Your task is to print every entry below exactly as given.

########

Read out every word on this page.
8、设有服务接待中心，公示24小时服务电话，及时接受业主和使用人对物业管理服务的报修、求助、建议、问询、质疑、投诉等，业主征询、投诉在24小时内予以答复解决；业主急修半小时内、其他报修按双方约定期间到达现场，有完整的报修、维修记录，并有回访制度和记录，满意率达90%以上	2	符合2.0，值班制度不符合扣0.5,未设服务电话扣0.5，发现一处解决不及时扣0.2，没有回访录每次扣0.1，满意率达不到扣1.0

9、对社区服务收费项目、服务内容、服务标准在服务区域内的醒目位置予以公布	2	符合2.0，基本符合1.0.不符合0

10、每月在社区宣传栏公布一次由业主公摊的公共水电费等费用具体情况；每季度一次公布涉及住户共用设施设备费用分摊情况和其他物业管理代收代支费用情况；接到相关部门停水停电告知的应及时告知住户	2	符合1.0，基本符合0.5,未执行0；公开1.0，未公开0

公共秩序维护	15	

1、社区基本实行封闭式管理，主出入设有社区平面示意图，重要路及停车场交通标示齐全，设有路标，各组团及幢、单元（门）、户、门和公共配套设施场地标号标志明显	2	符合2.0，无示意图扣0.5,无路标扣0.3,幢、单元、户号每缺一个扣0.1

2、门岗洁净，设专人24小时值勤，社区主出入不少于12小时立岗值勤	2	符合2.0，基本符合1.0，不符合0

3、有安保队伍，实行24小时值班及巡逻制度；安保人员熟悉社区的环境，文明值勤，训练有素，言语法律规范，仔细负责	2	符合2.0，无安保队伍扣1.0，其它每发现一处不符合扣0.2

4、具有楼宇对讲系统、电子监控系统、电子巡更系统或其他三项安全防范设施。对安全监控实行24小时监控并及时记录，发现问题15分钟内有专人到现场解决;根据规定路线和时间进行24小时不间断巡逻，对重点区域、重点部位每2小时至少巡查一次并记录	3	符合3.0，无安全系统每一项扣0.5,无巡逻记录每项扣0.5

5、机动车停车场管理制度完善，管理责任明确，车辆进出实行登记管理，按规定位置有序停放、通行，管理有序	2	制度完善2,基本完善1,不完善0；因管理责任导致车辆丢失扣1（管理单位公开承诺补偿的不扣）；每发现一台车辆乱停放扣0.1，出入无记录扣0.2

########

* **RESULT FOR THIS EXERCISE**:
Read out every word on this page.
8、设有服务接待中心，公示24小时服务电话，及时接受业主和使用人对物业管理服务的报修、求助、建议、问询、质疑、投诉等，业主征询、投诉在24小时内予以答复解决；业主急修半小时内、其他报修按双方约定期间到达现场，有完整的报修、维修记录，并有回访制度和记录，满意率达90%以上	2	符合2.0，值班制度不符合扣0.5,未设服务电话扣0.5，发现一处解决不及时扣0.2，没有回访录每次扣0.1，满意率达不到扣1.0

9、对社区服务收费项目、服务内容、服务标准在服务区域内的醒目位置予以公布	2	符合2.0，基本符合1.0.不符合0

10、每月在社区宣传栏公布一次由业主公摊的公共水电费等费用具体情况；每季度一次公布涉及住户共用设施设备费用分摊情况和其他物业管理代收代支费用情况；接到相关部门停水停电告知的应及时告知住户	2	符合1.0，基本符合0.5,未执行0；公开1.0，未公开0

公共秩序维护	15	

1、社区基本实行封闭式管理，主出入设有社区平面示意图，重要路及停车场交通标示齐全，设有路标，各组团及幢、单元（门）、户、门和公共配套设施场地标号标志明显	2	符合2.0，无示意图扣0.5,无路标扣0.3,幢、单元、户号每缺一个扣0.1

2、门岗洁净，设专人24小时值勤，社区主出入不少于12小时立岗值勤	2	符合2.0，基本符合1.0，不符合0

3、有安保队伍，实行24小时值班及巡逻制度；安保人员熟悉社区的环境，文明值勤，训练有素，言语法律规范，仔细负责	2	符合2.0，无安保队伍扣1.0，其它每发现一处不符合扣0.2

4、具有楼宇对讲系统、电子监控系统、电子巡更系统或其他三项安全防范设施。对安全监控实行24小时监控并及时记录，发现问题15分钟内有专人到现场解决;根据规定路线和时间进行24小时不间断巡逻，对重点区域、重点部位每2小时至少巡查一次并记录	3	符合3.0，无安全系统每一项扣0.5,无巡逻记录每项扣0.5

5、机动车停车场管理制度完善，管理责任明确，车辆进出实行登记管理，按规定位置有序停放、通行，管理有序	2	制度完善2,基本完善1,不完善0；因管理责任导致车辆丢失扣1（管理单位公开承诺补偿的不扣）；每发现一台车辆乱停放扣0.1，出入无记录扣0.2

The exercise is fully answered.